• **WORK TO DO**
For every line in the data below that contains "What", copy the line.
*** MATERIAL FOR THE TASK ***
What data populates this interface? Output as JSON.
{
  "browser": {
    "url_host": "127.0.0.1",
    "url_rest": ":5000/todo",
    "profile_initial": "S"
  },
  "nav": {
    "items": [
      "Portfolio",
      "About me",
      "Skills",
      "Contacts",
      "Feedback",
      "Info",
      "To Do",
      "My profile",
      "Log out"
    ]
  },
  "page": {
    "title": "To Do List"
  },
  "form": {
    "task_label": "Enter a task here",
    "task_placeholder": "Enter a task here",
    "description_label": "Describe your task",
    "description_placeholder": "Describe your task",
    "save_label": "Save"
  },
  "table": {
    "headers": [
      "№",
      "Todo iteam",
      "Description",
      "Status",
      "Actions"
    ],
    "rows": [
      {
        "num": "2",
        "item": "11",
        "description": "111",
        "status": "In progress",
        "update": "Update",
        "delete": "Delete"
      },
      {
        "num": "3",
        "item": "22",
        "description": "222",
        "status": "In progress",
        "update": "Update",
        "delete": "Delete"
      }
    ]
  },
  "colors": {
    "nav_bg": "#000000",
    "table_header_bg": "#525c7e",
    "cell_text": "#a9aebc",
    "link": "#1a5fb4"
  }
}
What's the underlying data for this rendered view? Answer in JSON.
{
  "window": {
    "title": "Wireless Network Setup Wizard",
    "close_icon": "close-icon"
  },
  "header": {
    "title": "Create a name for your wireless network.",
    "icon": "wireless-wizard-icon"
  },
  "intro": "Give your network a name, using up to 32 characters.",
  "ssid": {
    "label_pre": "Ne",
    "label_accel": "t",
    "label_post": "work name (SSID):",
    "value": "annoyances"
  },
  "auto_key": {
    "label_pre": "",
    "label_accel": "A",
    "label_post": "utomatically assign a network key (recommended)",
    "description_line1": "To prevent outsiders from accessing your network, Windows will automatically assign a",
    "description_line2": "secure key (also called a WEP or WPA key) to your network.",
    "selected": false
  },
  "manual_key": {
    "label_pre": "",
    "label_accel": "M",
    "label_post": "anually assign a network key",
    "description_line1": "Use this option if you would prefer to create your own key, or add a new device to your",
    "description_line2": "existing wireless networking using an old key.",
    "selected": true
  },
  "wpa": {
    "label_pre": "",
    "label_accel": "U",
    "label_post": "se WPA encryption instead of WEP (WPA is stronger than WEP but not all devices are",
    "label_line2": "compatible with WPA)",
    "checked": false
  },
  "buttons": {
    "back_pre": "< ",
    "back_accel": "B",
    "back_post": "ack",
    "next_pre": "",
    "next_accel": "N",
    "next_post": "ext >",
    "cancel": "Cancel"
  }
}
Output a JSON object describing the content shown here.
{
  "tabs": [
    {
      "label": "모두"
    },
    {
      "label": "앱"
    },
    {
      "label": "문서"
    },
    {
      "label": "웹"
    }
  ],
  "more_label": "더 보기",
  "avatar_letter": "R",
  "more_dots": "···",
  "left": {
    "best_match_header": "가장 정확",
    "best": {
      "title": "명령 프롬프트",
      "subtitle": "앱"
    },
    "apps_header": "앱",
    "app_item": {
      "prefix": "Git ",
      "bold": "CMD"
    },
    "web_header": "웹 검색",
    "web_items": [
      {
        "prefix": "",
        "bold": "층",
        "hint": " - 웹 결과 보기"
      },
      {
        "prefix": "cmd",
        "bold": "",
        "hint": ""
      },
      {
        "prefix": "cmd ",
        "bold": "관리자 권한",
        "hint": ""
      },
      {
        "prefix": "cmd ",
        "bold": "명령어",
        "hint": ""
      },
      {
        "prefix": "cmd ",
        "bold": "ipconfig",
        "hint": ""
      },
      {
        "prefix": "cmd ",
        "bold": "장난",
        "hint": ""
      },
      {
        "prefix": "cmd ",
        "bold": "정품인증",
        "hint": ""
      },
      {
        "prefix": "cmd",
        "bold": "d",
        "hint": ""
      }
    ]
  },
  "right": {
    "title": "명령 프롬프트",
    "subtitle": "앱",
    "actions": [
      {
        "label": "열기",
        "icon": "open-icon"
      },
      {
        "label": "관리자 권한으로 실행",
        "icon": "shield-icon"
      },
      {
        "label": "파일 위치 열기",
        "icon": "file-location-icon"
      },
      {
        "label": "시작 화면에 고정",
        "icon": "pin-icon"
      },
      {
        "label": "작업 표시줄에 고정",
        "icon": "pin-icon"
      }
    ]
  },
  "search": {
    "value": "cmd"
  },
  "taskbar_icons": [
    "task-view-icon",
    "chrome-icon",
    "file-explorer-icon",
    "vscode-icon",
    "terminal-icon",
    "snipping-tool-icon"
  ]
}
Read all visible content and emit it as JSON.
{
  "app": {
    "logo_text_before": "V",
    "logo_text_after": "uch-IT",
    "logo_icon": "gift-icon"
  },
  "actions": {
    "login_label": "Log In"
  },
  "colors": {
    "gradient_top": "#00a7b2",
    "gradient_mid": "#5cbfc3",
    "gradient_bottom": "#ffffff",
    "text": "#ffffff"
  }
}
***
• **REPLY TO THE EXERCISE**
What data populates this interface? Output as JSON.
What's the underlying data for this rendered view? Answer in JSON.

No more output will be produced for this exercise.